DIRECTIVE =>
Word for word, set down the records and skip each picture.

Dataset rows
━━━━━━━━━━━━━━━━

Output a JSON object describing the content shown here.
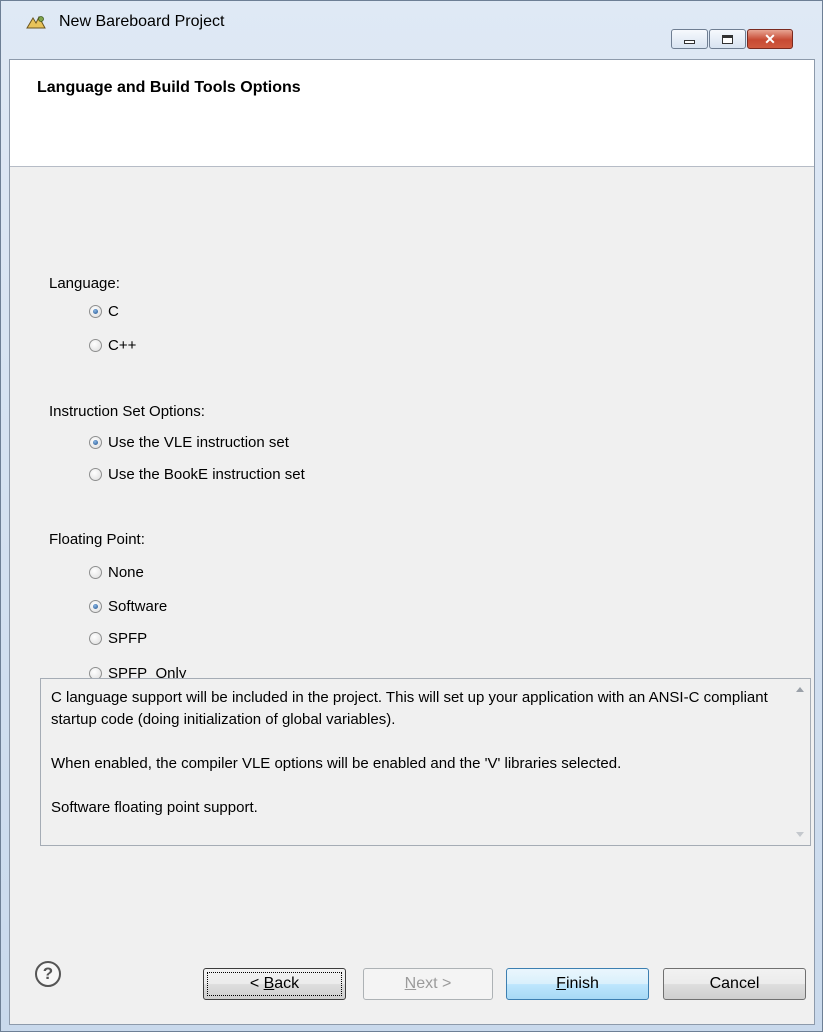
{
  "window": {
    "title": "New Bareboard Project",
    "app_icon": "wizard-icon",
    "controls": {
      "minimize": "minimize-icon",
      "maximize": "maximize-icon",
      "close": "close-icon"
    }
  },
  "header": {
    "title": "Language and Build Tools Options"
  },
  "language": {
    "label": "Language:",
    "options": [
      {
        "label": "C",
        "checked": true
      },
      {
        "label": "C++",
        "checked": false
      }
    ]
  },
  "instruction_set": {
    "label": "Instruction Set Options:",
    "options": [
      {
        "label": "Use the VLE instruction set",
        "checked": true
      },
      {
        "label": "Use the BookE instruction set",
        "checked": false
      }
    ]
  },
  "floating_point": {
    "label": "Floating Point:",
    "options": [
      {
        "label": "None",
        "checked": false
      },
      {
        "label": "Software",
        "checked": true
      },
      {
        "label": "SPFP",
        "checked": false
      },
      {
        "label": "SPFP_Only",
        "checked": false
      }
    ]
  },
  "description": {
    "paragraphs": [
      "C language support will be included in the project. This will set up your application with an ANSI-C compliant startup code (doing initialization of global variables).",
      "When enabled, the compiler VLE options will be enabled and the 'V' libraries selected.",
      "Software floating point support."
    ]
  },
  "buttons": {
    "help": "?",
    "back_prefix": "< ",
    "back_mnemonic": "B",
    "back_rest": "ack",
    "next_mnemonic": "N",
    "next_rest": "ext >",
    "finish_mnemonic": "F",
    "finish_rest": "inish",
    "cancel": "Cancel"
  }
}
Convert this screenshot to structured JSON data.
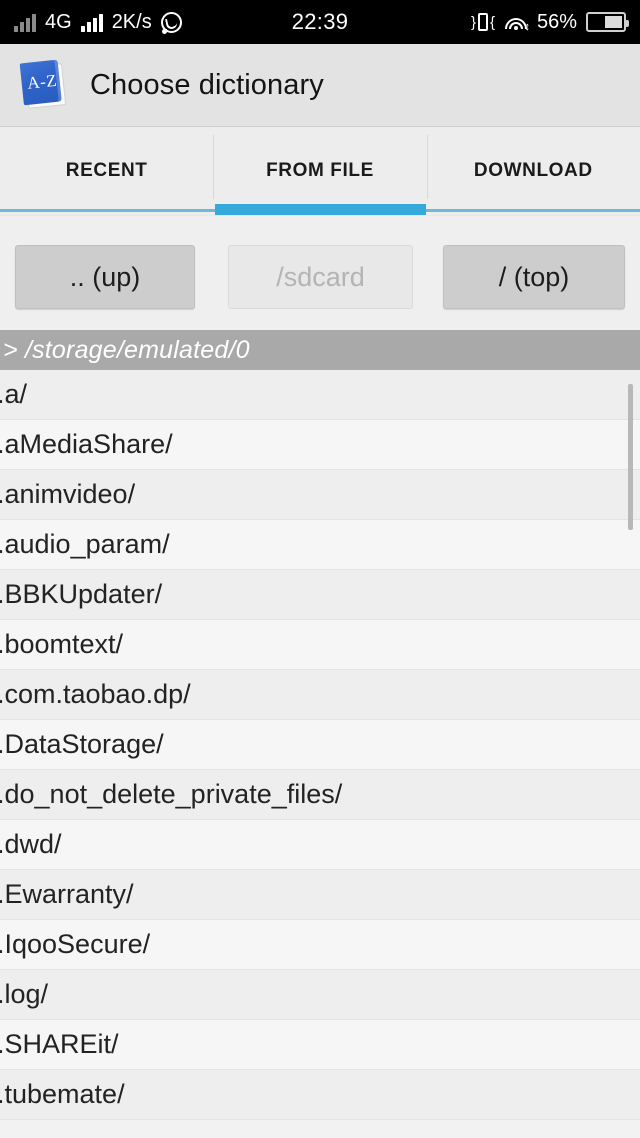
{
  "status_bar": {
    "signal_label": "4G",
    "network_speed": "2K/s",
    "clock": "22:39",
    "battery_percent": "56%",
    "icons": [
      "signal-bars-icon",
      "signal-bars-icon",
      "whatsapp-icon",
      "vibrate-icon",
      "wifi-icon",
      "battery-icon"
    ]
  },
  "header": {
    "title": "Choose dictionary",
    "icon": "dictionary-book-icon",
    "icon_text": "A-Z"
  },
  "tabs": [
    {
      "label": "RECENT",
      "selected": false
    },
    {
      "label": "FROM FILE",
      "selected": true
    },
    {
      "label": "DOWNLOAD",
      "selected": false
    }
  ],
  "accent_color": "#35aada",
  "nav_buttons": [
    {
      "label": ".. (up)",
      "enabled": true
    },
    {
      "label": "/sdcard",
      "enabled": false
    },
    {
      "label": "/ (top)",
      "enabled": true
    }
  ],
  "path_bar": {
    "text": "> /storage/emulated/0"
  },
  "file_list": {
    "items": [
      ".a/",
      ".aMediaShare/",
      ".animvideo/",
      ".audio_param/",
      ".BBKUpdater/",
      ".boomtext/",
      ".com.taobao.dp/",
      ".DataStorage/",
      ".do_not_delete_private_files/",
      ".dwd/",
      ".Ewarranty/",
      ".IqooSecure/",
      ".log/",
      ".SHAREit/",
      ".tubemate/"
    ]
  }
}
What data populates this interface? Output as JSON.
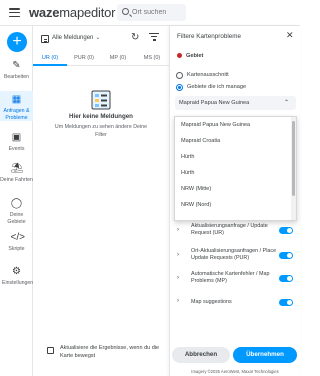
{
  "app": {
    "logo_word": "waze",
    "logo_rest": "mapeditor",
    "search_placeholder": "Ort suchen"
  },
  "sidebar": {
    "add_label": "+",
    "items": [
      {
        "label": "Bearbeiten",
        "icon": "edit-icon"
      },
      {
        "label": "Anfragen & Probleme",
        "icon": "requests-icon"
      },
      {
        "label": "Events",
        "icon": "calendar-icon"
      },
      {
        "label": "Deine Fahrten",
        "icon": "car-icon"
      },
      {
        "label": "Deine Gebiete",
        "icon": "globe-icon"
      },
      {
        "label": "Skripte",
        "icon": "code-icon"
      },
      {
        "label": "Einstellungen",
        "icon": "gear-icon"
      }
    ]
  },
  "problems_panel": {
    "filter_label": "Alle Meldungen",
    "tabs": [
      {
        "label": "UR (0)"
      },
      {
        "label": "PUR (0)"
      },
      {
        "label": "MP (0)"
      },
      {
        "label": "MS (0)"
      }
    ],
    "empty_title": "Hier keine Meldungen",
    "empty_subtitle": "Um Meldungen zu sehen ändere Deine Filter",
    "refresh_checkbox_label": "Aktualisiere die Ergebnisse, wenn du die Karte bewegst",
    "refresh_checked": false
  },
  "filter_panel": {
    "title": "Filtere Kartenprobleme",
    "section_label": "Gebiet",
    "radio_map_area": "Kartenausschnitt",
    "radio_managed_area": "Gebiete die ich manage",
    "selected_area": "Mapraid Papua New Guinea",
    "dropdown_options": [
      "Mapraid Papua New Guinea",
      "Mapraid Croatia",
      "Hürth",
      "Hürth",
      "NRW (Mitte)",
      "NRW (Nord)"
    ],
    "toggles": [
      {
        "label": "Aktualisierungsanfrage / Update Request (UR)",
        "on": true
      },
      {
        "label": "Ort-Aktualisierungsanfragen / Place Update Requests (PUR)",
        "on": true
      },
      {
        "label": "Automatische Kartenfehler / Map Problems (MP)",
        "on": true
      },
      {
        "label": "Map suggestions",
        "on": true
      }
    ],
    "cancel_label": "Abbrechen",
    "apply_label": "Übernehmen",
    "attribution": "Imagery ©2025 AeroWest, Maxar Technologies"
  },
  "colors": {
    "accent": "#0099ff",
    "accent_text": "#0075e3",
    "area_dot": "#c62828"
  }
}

━━━━━━━━━━━━━━━━

CORRECT RESULT =>
Output a JSON object describing the content shown here.
{
  "window": {
    "title": "New Bareboard Project",
    "app_icon": "wizard-icon",
    "controls": {
      "minimize": "minimize-icon",
      "maximize": "maximize-icon",
      "close": "close-icon"
    }
  },
  "header": {
    "title": "Language and Build Tools Options"
  },
  "language": {
    "label": "Language:",
    "options": [
      {
        "label": "C",
        "checked": true
      },
      {
        "label": "C++",
        "checked": false
      }
    ]
  },
  "instruction_set": {
    "label": "Instruction Set Options:",
    "options": [
      {
        "label": "Use the VLE instruction set",
        "checked": true
      },
      {
        "label": "Use the BookE instruction set",
        "checked": false
      }
    ]
  },
  "floating_point": {
    "label": "Floating Point:",
    "options": [
      {
        "label": "None",
        "checked": false
      },
      {
        "label": "Software",
        "checked": true
      },
      {
        "label": "SPFP",
        "checked": false
      },
      {
        "label": "SPFP_Only",
        "checked": false
      }
    ]
  },
  "description": {
    "paragraphs": [
      "C language support will be included in the project. This will set up your application with an ANSI-C compliant startup code (doing initialization of global variables).",
      "When enabled, the compiler VLE options will be enabled and the 'V' libraries selected.",
      "Software floating point support."
    ]
  },
  "buttons": {
    "help": "?",
    "back_prefix": "< ",
    "back_mnemonic": "B",
    "back_rest": "ack",
    "next_mnemonic": "N",
    "next_rest": "ext >",
    "finish_mnemonic": "F",
    "finish_rest": "inish",
    "cancel": "Cancel"
  }
}
Convert this screenshot to structured JSON data.
{
  "status_bar": {
    "signal_label": "4G",
    "network_speed": "2K/s",
    "clock": "22:39",
    "battery_percent": "56%",
    "icons": [
      "signal-bars-icon",
      "signal-bars-icon",
      "whatsapp-icon",
      "vibrate-icon",
      "wifi-icon",
      "battery-icon"
    ]
  },
  "header": {
    "title": "Choose dictionary",
    "icon": "dictionary-book-icon",
    "icon_text": "A-Z"
  },
  "tabs": [
    {
      "label": "RECENT",
      "selected": false
    },
    {
      "label": "FROM FILE",
      "selected": true
    },
    {
      "label": "DOWNLOAD",
      "selected": false
    }
  ],
  "accent_color": "#35aada",
  "nav_buttons": [
    {
      "label": ".. (up)",
      "enabled": true
    },
    {
      "label": "/sdcard",
      "enabled": false
    },
    {
      "label": "/ (top)",
      "enabled": true
    }
  ],
  "path_bar": {
    "text": "> /storage/emulated/0"
  },
  "file_list": {
    "items": [
      ".a/",
      ".aMediaShare/",
      ".animvideo/",
      ".audio_param/",
      ".BBKUpdater/",
      ".boomtext/",
      ".com.taobao.dp/",
      ".DataStorage/",
      ".do_not_delete_private_files/",
      ".dwd/",
      ".Ewarranty/",
      ".IqooSecure/",
      ".log/",
      ".SHAREit/",
      ".tubemate/"
    ]
  }
}
What data populates this interface? Output as JSON.
{
  "app": {
    "logo_word": "waze",
    "logo_rest": "mapeditor",
    "search_placeholder": "Ort suchen"
  },
  "sidebar": {
    "add_label": "+",
    "items": [
      {
        "label": "Bearbeiten",
        "icon": "edit-icon"
      },
      {
        "label": "Anfragen & Probleme",
        "icon": "requests-icon"
      },
      {
        "label": "Events",
        "icon": "calendar-icon"
      },
      {
        "label": "Deine Fahrten",
        "icon": "car-icon"
      },
      {
        "label": "Deine Gebiete",
        "icon": "globe-icon"
      },
      {
        "label": "Skripte",
        "icon": "code-icon"
      },
      {
        "label": "Einstellungen",
        "icon": "gear-icon"
      }
    ]
  },
  "problems_panel": {
    "filter_label": "Alle Meldungen",
    "tabs": [
      {
        "label": "UR (0)"
      },
      {
        "label": "PUR (0)"
      },
      {
        "label": "MP (0)"
      },
      {
        "label": "MS (0)"
      }
    ],
    "empty_title": "Hier keine Meldungen",
    "empty_subtitle": "Um Meldungen zu sehen ändere Deine Filter",
    "refresh_checkbox_label": "Aktualisiere die Ergebnisse, wenn du die Karte bewegst",
    "refresh_checked": false
  },
  "filter_panel": {
    "title": "Filtere Kartenprobleme",
    "section_label": "Gebiet",
    "radio_map_area": "Kartenausschnitt",
    "radio_managed_area": "Gebiete die ich manage",
    "selected_area": "Mapraid Papua New Guinea",
    "dropdown_options": [
      "Mapraid Papua New Guinea",
      "Mapraid Croatia",
      "Hürth",
      "Hürth",
      "NRW (Mitte)",
      "NRW (Nord)"
    ],
    "toggles": [
      {
        "label": "Aktualisierungsanfrage / Update Request (UR)",
        "on": true
      },
      {
        "label": "Ort-Aktualisierungsanfragen / Place Update Requests (PUR)",
        "on": true
      },
      {
        "label": "Automatische Kartenfehler / Map Problems (MP)",
        "on": true
      },
      {
        "label": "Map suggestions",
        "on": true
      }
    ],
    "cancel_label": "Abbrechen",
    "apply_label": "Übernehmen",
    "attribution": "Imagery ©2025 AeroWest, Maxar Technologies"
  },
  "colors": {
    "accent": "#0099ff",
    "accent_text": "#0075e3",
    "area_dot": "#c62828"
  }
}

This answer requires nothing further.